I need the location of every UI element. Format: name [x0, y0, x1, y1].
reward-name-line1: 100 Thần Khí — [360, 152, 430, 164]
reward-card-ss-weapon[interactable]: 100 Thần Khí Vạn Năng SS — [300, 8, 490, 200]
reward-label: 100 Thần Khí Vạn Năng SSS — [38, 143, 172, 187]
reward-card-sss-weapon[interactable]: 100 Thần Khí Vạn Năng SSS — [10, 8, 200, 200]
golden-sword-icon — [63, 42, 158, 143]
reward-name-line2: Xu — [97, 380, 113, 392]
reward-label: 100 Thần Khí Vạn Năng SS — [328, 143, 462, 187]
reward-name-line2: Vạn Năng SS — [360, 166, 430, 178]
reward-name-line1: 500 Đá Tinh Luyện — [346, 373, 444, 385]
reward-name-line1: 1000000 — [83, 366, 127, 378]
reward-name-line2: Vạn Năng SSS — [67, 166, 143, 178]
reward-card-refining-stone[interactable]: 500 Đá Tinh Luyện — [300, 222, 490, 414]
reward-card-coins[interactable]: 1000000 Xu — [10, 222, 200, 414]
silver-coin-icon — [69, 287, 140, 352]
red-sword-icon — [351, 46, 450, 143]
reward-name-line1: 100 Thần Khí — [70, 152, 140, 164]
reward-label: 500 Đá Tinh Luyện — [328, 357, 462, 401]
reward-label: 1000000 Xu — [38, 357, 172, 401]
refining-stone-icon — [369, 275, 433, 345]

----------------------------------------

■ WHAT IS REQUIRED ■
From the listing, pull out each line that contains the string "sword".

■ FINISHED EXERCISE ■
golden-sword-icon — [63, 42, 158, 143]
red-sword-icon — [351, 46, 450, 143]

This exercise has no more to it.